**Problem requirements**
Answer with one number only: the number of lines that contain "think".

>> START The records

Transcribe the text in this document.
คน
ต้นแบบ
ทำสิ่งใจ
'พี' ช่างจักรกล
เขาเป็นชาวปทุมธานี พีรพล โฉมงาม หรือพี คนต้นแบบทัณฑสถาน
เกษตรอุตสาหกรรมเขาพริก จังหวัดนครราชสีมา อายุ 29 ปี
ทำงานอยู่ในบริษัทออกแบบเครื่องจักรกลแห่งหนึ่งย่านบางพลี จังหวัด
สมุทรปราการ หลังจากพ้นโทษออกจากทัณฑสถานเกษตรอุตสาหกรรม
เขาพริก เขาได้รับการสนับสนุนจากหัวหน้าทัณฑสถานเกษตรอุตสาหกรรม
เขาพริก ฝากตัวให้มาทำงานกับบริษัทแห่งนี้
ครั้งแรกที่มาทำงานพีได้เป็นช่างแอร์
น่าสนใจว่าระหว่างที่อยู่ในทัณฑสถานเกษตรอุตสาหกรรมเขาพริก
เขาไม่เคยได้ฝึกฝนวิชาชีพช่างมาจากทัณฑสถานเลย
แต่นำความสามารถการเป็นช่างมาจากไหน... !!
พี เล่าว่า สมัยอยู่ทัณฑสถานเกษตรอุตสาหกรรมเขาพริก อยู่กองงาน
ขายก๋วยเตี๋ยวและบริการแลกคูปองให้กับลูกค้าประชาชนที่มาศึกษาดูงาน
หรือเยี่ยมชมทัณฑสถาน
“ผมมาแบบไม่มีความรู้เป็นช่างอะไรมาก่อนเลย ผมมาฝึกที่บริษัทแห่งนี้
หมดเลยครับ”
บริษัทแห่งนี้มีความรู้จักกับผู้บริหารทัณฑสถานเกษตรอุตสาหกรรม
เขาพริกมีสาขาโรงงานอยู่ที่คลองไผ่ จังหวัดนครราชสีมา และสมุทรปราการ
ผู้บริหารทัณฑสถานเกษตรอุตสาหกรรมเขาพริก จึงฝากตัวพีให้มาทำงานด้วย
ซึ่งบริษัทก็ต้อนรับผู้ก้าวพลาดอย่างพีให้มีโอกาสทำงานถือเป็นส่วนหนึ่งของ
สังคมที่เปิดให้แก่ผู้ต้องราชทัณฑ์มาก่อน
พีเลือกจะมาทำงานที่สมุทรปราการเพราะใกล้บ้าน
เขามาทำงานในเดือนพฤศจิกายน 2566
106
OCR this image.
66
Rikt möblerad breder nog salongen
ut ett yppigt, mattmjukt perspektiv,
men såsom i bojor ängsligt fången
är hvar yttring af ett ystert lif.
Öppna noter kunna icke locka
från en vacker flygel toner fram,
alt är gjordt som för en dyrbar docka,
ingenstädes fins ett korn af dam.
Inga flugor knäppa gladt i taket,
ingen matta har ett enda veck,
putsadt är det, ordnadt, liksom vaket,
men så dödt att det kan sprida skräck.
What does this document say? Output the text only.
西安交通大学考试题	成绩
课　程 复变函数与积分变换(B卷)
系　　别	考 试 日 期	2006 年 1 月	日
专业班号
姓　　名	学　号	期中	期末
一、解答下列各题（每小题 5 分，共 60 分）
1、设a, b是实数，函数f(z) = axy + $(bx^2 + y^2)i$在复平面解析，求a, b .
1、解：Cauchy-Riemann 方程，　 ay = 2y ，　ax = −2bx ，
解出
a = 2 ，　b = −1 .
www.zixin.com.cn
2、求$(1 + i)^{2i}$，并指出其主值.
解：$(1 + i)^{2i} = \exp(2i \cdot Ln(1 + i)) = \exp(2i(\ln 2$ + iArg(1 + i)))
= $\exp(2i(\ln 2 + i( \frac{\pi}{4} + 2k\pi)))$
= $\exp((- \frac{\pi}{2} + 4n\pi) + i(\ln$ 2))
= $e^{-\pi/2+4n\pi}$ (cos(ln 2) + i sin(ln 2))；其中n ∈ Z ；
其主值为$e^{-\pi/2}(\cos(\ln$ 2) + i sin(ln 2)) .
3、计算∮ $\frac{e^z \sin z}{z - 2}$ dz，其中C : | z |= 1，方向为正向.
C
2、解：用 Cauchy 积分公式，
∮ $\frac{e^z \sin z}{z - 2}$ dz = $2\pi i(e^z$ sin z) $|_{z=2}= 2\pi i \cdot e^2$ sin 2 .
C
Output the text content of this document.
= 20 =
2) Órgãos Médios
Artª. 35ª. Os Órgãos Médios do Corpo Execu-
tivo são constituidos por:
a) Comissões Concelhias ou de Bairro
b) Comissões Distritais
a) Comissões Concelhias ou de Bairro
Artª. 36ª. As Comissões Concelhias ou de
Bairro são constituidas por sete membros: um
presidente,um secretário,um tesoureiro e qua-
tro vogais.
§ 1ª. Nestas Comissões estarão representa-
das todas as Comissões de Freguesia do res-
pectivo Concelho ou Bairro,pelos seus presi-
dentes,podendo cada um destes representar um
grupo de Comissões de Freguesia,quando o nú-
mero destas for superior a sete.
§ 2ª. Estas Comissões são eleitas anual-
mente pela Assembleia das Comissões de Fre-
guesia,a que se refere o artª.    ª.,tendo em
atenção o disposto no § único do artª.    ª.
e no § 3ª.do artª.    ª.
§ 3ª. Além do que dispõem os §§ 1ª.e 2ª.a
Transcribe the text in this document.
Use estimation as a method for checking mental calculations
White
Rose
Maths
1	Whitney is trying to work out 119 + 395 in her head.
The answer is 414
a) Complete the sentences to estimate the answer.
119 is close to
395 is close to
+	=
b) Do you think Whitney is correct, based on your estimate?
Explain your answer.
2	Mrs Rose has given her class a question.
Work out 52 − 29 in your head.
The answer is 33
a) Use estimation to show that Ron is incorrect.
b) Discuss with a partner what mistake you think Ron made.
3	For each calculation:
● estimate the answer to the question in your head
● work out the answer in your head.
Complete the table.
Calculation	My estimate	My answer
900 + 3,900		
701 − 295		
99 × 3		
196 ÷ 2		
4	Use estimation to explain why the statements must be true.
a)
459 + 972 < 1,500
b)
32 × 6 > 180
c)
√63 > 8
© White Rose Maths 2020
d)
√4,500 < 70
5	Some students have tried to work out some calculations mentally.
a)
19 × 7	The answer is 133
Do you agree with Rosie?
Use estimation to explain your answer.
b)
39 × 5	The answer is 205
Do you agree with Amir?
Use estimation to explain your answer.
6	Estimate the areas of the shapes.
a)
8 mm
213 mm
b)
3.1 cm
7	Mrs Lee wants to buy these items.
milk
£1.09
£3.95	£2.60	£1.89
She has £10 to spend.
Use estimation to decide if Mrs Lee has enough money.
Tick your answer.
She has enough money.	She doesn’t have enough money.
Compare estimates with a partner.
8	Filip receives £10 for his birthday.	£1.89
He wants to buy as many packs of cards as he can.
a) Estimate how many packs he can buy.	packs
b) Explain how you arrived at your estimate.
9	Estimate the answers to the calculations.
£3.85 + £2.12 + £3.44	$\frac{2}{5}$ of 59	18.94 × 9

>> END The records

**Solution to this problem**
2